Instructions for the task ▸ Select and copy out every line in the records containing "this".

Figure collection entries:
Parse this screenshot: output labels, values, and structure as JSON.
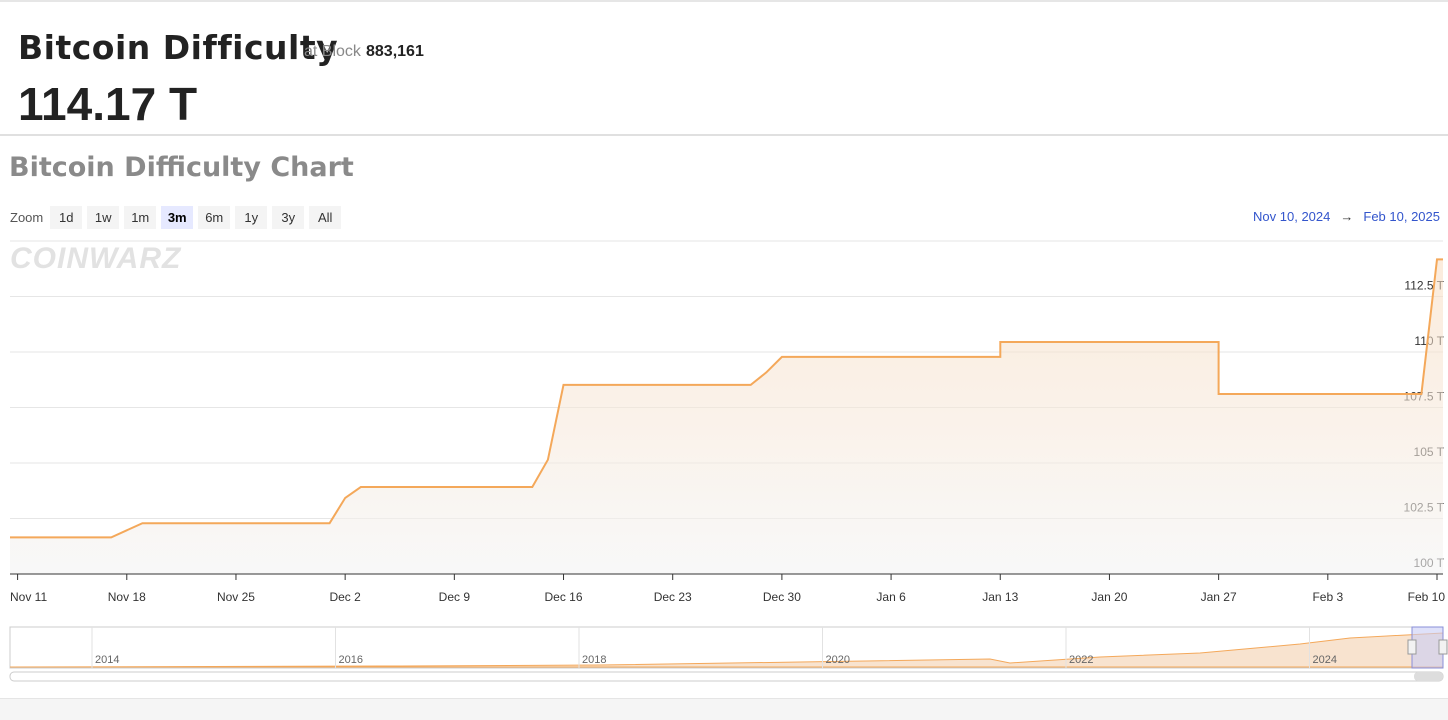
{
  "header": {
    "title": "Bitcoin Difficulty",
    "at_block_label": "at Block",
    "block": "883,161",
    "difficulty": "114.17 T"
  },
  "chart_section": {
    "title": "Bitcoin Difficulty Chart",
    "zoom_label": "Zoom",
    "zoom_buttons": [
      "1d",
      "1w",
      "1m",
      "3m",
      "6m",
      "1y",
      "3y",
      "All"
    ],
    "zoom_selected": "3m",
    "range_from": "Nov 10, 2024",
    "range_arrow": "→",
    "range_to": "Feb 10, 2025",
    "watermark": "COINWARZ",
    "navigator_labels": [
      "2014",
      "2016",
      "2018",
      "2020",
      "2022",
      "2024"
    ]
  },
  "chart_data": {
    "type": "line",
    "color": "#f4a85a",
    "area": true,
    "grid": true,
    "x": [
      "2024-11-10",
      "2024-11-17",
      "2024-11-19",
      "2024-12-01",
      "2024-12-02",
      "2024-12-03",
      "2024-12-14",
      "2024-12-15",
      "2024-12-16",
      "2024-12-28",
      "2024-12-29",
      "2024-12-30",
      "2025-01-13",
      "2025-01-13",
      "2025-01-27",
      "2025-01-27",
      "2025-02-09",
      "2025-02-10"
    ],
    "values": [
      101.65,
      101.65,
      102.29,
      102.29,
      103.43,
      103.92,
      103.92,
      105.15,
      108.52,
      108.52,
      109.08,
      109.78,
      109.78,
      110.45,
      110.45,
      108.11,
      108.11,
      114.17
    ],
    "xlim": [
      "2024-11-10",
      "2025-02-10"
    ],
    "xticks": [
      {
        "value": "2024-11-11",
        "label": "Nov 11"
      },
      {
        "value": "2024-11-18",
        "label": "Nov 18"
      },
      {
        "value": "2024-11-25",
        "label": "Nov 25"
      },
      {
        "value": "2024-12-02",
        "label": "Dec 2"
      },
      {
        "value": "2024-12-09",
        "label": "Dec 9"
      },
      {
        "value": "2024-12-16",
        "label": "Dec 16"
      },
      {
        "value": "2024-12-23",
        "label": "Dec 23"
      },
      {
        "value": "2024-12-30",
        "label": "Dec 30"
      },
      {
        "value": "2025-01-06",
        "label": "Jan 6"
      },
      {
        "value": "2025-01-13",
        "label": "Jan 13"
      },
      {
        "value": "2025-01-20",
        "label": "Jan 20"
      },
      {
        "value": "2025-01-27",
        "label": "Jan 27"
      },
      {
        "value": "2025-02-03",
        "label": "Feb 3"
      },
      {
        "value": "2025-02-10",
        "label": "Feb 10"
      }
    ],
    "ylim": [
      100,
      115
    ],
    "yticks": [
      {
        "value": 100,
        "label": "100 T"
      },
      {
        "value": 102.5,
        "label": "102.5 T"
      },
      {
        "value": 105,
        "label": "105 T"
      },
      {
        "value": 107.5,
        "label": "107.5 T"
      },
      {
        "value": 110,
        "label": "110 T"
      },
      {
        "value": 112.5,
        "label": "112.5 T"
      }
    ]
  }
}
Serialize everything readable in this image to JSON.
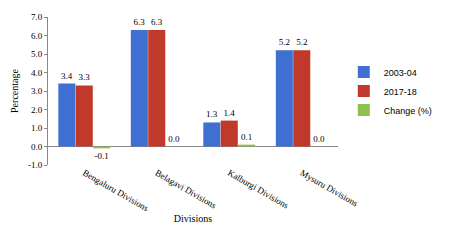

Output of the exercise ▸
Parse this screenshot: output labels, values, and structure as JSON.
Serialize everything readable in this image to JSON.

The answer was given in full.